▸ Given information:

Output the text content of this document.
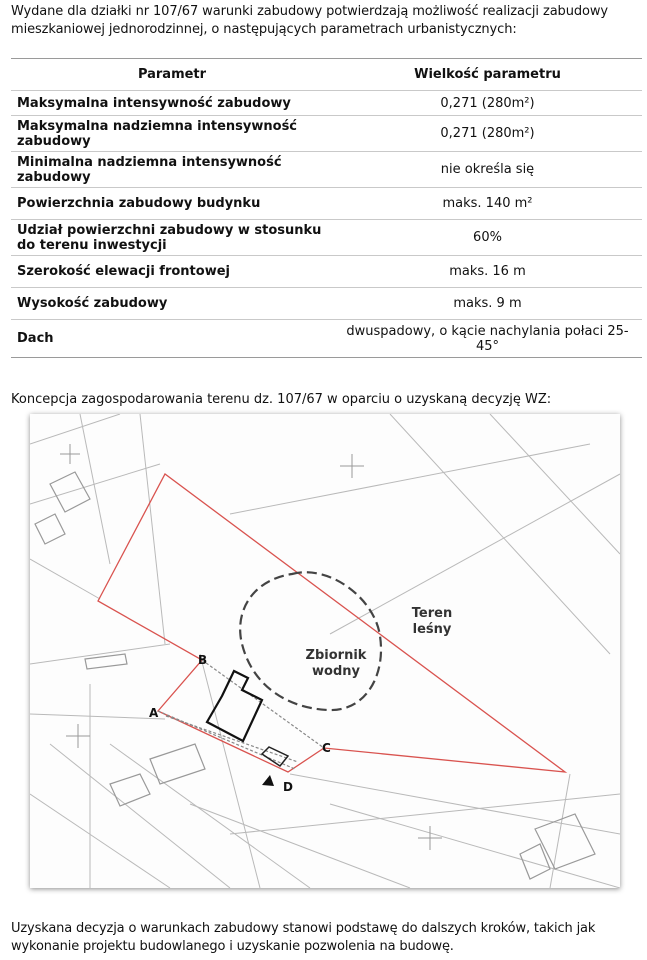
Wydane dla działki nr 107/67 warunki zabudowy potwierdzają możliwość realizacji zabudowy mieszkaniowej jednorodzinnej, o następujących parametrach urbanistycznych:

Parametr	Wielkość parametru
Maksymalna intensywność zabudowy	0,271 (280m²)
Maksymalna nadziemna intensywność zabudowy	0,271 (280m²)
Minimalna nadziemna intensywność zabudowy	nie określa się
Powierzchnia zabudowy budynku	maks. 140 m²
Udział powierzchni zabudowy w stosunku do terenu inwestycji	60%
Szerokość elewacji frontowej	maks. 16 m
Wysokość zabudowy	maks. 9 m
Dach	dwuspadowy, o kącie nachylania połaci 25-45°

Koncepcja zagospodarowania terenu dz. 107/67 w oparciu o uzyskaną decyzję WZ:

Teren
leśny
Zbiornik
wodny
A
B
C
D

Uzyskana decyzja o warunkach zabudowy stanowi podstawę do dalszych kroków, takich jak wykonanie projektu budowlanego i uzyskanie pozwolenia na budowę.
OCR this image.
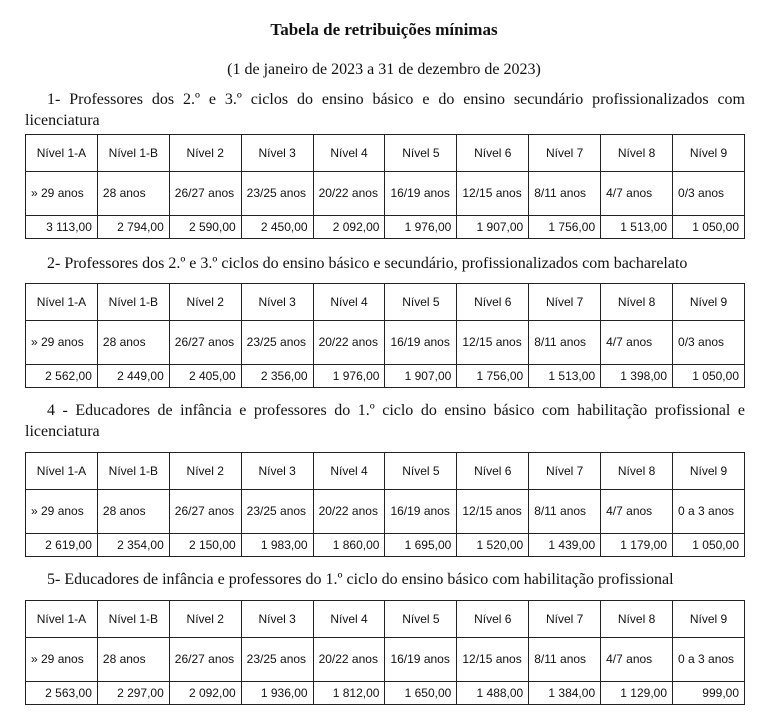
Tabela de retribuições mínimas
(1 de janeiro de 2023 a 31 de dezembro de 2023)
1- Professores dos 2.º e 3.º ciclos do ensino básico e do ensino secundário profissionalizados com licenciatura
Nível 1-A	Nível 1-B	Nível 2	Nível 3	Nível 4	Nível 5	Nível 6	Nível 7	Nível 8	Nível 9
» 29 anos	28 anos	26/27 anos	23/25 anos	20/22 anos	16/19 anos	12/15 anos	8/11 anos	4/7 anos	0/3 anos
3 113,00	2 794,00	2 590,00	2 450,00	2 092,00	1 976,00	1 907,00	1 756,00	1 513,00	1 050,00
2- Professores dos 2.º e 3.º ciclos do ensino básico e secundário, profissionalizados com bacharelato
Nível 1-A	Nível 1-B	Nível 2	Nível 3	Nível 4	Nível 5	Nível 6	Nível 7	Nível 8	Nível 9
» 29 anos	28 anos	26/27 anos	23/25 anos	20/22 anos	16/19 anos	12/15 anos	8/11 anos	4/7 anos	0/3 anos
2 562,00	2 449,00	2 405,00	2 356,00	1 976,00	1 907,00	1 756,00	1 513,00	1 398,00	1 050,00
4 - Educadores de infância e professores do 1.º ciclo do ensino básico com habilitação profissional e licenciatura
Nível 1-A	Nível 1-B	Nível 2	Nível 3	Nível 4	Nível 5	Nível 6	Nível 7	Nível 8	Nível 9
» 29 anos	28 anos	26/27 anos	23/25 anos	20/22 anos	16/19 anos	12/15 anos	8/11 anos	4/7 anos	0 a 3 anos
2 619,00	2 354,00	2 150,00	1 983,00	1 860,00	1 695,00	1 520,00	1 439,00	1 179,00	1 050,00
5- Educadores de infância e professores do 1.º ciclo do ensino básico com habilitação profissional
Nível 1-A	Nível 1-B	Nível 2	Nível 3	Nível 4	Nível 5	Nível 6	Nível 7	Nível 8	Nível 9
» 29 anos	28 anos	26/27 anos	23/25 anos	20/22 anos	16/19 anos	12/15 anos	8/11 anos	4/7 anos	0 a 3 anos
2 563,00	2 297,00	2 092,00	1 936,00	1 812,00	1 650,00	1 488,00	1 384,00	1 129,00	999,00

▸ What you need to do: From the material above, write out exactly the lines from the line with "OCR this image." through the closing line, inclusive, and no pictures.

▸ Task response:
OCR this image.
Tabela de retribuições mínimas
(1 de janeiro de 2023 a 31 de dezembro de 2023)
1- Professores dos 2.º e 3.º ciclos do ensino básico e do ensino secundário profissionalizados com licenciatura
Nível 1-A	Nível 1-B	Nível 2	Nível 3	Nível 4	Nível 5	Nível 6	Nível 7	Nível 8	Nível 9
» 29 anos	28 anos	26/27 anos	23/25 anos	20/22 anos	16/19 anos	12/15 anos	8/11 anos	4/7 anos	0/3 anos
3 113,00	2 794,00	2 590,00	2 450,00	2 092,00	1 976,00	1 907,00	1 756,00	1 513,00	1 050,00
2- Professores dos 2.º e 3.º ciclos do ensino básico e secundário, profissionalizados com bacharelato
Nível 1-A	Nível 1-B	Nível 2	Nível 3	Nível 4	Nível 5	Nível 6	Nível 7	Nível 8	Nível 9
» 29 anos	28 anos	26/27 anos	23/25 anos	20/22 anos	16/19 anos	12/15 anos	8/11 anos	4/7 anos	0/3 anos
2 562,00	2 449,00	2 405,00	2 356,00	1 976,00	1 907,00	1 756,00	1 513,00	1 398,00	1 050,00
4 - Educadores de infância e professores do 1.º ciclo do ensino básico com habilitação profissional e licenciatura
Nível 1-A	Nível 1-B	Nível 2	Nível 3	Nível 4	Nível 5	Nível 6	Nível 7	Nível 8	Nível 9
» 29 anos	28 anos	26/27 anos	23/25 anos	20/22 anos	16/19 anos	12/15 anos	8/11 anos	4/7 anos	0 a 3 anos
2 619,00	2 354,00	2 150,00	1 983,00	1 860,00	1 695,00	1 520,00	1 439,00	1 179,00	1 050,00
5- Educadores de infância e professores do 1.º ciclo do ensino básico com habilitação profissional
Nível 1-A	Nível 1-B	Nível 2	Nível 3	Nível 4	Nível 5	Nível 6	Nível 7	Nível 8	Nível 9
» 29 anos	28 anos	26/27 anos	23/25 anos	20/22 anos	16/19 anos	12/15 anos	8/11 anos	4/7 anos	0 a 3 anos
2 563,00	2 297,00	2 092,00	1 936,00	1 812,00	1 650,00	1 488,00	1 384,00	1 129,00	999,00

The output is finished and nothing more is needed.